● STATED PROBLEM
Search the records below for the word "Российской" and show every line where it occurs.

● MATERIAL SHOWN
start

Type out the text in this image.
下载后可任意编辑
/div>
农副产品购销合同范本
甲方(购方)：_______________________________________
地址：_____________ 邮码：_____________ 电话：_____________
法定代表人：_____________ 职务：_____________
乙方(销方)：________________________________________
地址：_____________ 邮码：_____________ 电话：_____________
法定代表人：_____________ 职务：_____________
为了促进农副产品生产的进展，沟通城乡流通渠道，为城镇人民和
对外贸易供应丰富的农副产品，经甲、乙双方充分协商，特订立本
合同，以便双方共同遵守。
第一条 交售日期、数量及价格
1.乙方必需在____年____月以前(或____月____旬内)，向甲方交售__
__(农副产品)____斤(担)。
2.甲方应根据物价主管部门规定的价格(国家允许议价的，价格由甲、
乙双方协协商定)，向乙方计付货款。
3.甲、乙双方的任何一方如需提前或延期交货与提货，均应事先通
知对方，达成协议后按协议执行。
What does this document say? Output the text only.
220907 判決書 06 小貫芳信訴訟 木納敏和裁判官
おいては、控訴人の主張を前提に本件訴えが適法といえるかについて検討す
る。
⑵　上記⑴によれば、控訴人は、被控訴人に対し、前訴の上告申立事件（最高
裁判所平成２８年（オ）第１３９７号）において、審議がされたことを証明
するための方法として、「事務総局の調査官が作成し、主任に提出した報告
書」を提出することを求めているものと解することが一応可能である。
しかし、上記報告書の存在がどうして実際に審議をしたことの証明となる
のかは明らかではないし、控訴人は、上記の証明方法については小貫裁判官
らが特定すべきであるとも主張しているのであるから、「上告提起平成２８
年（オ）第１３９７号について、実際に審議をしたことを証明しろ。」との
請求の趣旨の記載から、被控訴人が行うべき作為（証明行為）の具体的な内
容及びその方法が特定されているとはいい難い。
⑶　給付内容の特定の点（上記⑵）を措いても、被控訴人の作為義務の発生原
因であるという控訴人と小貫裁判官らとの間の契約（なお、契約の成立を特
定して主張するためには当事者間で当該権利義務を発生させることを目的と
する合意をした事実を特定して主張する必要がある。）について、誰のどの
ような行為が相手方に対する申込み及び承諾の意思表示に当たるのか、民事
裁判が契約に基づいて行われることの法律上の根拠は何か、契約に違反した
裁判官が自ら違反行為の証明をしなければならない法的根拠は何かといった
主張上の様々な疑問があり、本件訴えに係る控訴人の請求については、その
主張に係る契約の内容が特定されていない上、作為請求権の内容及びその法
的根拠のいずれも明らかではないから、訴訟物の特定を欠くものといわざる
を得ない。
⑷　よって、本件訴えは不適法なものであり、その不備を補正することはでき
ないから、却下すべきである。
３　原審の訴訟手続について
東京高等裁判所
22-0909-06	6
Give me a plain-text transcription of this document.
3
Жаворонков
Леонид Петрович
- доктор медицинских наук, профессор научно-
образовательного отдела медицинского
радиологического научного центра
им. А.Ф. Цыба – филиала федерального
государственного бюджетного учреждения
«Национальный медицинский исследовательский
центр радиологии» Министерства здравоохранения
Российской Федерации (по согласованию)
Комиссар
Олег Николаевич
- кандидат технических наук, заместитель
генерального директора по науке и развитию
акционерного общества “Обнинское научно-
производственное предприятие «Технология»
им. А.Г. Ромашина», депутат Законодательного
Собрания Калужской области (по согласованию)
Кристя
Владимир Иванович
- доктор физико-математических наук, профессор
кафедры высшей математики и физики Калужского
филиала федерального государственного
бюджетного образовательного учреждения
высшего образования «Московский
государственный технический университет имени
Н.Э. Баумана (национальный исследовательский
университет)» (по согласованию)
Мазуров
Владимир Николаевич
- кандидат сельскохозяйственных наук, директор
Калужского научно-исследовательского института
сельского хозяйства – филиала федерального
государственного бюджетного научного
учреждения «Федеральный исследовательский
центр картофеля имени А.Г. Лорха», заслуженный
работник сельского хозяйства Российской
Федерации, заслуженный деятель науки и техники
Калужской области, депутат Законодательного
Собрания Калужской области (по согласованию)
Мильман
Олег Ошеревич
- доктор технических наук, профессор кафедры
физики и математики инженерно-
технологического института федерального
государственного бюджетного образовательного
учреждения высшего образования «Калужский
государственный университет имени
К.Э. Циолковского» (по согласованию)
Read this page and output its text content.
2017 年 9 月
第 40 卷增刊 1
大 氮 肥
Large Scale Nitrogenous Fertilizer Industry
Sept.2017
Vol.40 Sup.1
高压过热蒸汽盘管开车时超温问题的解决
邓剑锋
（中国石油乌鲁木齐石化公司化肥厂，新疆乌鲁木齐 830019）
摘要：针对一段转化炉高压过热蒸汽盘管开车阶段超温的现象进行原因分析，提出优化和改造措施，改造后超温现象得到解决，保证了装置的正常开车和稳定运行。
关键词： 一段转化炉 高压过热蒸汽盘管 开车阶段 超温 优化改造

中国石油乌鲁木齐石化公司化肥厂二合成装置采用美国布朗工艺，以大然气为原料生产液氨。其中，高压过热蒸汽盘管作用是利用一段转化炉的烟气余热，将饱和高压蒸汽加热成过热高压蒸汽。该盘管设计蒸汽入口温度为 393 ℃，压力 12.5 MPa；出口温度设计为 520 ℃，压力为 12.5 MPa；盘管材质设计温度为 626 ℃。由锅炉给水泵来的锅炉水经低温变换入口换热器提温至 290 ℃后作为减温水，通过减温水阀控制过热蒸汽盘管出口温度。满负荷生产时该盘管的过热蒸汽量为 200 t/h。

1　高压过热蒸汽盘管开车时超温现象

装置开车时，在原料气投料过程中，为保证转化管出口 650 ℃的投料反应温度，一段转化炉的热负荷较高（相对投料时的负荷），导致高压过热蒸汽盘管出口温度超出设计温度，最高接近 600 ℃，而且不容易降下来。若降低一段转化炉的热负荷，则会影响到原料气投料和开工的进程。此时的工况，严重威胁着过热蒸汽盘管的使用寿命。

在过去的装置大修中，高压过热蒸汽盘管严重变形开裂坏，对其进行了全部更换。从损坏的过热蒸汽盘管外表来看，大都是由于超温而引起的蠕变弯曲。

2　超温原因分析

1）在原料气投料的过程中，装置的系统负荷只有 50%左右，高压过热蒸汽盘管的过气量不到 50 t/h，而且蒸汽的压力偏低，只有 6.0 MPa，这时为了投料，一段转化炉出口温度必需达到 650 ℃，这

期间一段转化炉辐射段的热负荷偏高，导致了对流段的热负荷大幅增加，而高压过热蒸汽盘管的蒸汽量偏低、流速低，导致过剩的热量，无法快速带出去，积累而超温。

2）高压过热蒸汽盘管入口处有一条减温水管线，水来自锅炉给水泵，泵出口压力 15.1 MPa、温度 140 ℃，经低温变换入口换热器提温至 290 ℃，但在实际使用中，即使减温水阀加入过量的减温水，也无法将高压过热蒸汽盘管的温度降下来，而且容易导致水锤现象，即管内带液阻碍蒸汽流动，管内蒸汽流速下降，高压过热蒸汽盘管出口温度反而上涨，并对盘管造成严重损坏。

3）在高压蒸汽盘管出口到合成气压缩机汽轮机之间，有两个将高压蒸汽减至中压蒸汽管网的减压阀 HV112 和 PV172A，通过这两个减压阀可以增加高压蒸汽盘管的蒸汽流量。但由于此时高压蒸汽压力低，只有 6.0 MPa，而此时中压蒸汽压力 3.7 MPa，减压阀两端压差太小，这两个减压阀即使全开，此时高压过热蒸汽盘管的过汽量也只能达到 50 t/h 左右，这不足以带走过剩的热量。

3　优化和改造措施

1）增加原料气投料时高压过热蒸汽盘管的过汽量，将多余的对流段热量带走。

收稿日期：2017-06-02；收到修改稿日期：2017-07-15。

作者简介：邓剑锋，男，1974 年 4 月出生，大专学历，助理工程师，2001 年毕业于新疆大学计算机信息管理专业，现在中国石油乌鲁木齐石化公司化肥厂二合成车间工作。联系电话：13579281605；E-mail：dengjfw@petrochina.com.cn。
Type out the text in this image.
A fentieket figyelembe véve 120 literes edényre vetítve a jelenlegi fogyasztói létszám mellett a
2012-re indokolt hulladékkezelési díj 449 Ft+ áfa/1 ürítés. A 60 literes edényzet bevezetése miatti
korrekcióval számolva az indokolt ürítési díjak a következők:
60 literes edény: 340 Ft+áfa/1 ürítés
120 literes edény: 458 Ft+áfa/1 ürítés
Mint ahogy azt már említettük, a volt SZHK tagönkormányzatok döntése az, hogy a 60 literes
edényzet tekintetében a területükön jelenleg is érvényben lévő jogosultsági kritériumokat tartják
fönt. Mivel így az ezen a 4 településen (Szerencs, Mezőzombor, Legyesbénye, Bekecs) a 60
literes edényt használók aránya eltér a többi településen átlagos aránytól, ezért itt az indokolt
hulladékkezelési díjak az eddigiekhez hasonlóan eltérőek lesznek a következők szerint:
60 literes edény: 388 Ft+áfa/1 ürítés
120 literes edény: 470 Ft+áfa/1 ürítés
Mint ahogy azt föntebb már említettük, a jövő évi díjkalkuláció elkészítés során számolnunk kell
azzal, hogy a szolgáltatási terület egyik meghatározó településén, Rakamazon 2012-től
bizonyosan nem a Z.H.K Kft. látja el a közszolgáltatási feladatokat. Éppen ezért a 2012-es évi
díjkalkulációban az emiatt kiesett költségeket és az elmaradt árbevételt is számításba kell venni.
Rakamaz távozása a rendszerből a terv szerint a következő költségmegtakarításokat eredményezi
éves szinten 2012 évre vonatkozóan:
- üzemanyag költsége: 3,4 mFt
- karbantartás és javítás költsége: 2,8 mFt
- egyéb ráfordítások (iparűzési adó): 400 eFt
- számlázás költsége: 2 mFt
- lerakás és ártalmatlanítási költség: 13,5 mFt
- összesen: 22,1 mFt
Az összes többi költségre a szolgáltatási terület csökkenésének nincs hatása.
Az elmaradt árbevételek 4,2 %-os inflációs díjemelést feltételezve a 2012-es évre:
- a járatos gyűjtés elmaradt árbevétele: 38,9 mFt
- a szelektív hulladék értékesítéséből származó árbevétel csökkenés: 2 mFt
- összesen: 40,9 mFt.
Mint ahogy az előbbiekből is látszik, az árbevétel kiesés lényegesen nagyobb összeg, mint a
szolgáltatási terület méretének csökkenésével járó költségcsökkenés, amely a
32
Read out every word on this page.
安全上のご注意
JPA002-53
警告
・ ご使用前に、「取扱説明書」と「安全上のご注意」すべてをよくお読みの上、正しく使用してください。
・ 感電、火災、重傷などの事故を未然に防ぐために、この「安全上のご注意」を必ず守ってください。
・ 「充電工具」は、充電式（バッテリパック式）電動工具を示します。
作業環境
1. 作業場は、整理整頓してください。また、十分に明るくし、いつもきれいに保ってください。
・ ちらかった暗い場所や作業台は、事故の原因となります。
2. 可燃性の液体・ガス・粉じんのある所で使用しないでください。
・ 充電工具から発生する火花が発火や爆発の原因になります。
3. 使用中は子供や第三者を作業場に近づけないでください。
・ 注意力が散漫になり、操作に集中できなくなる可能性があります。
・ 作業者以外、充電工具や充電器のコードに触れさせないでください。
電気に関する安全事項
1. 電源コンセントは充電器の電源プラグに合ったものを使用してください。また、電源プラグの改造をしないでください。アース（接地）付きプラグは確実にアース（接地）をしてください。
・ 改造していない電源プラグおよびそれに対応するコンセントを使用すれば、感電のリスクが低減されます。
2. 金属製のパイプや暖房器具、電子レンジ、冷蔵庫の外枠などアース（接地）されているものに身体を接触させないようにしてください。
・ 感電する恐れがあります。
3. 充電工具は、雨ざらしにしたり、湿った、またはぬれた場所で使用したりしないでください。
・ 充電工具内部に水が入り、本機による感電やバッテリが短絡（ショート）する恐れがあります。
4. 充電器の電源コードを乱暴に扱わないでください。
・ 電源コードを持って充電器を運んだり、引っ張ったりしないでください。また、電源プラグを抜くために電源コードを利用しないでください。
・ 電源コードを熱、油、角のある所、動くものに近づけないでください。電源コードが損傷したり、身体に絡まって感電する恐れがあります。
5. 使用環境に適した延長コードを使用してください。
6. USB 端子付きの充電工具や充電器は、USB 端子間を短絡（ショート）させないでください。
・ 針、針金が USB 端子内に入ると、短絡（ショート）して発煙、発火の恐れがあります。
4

end

● EXERCISE SOLUTION
Российской Федерации (по согласованию)
работник сельского хозяйства Российской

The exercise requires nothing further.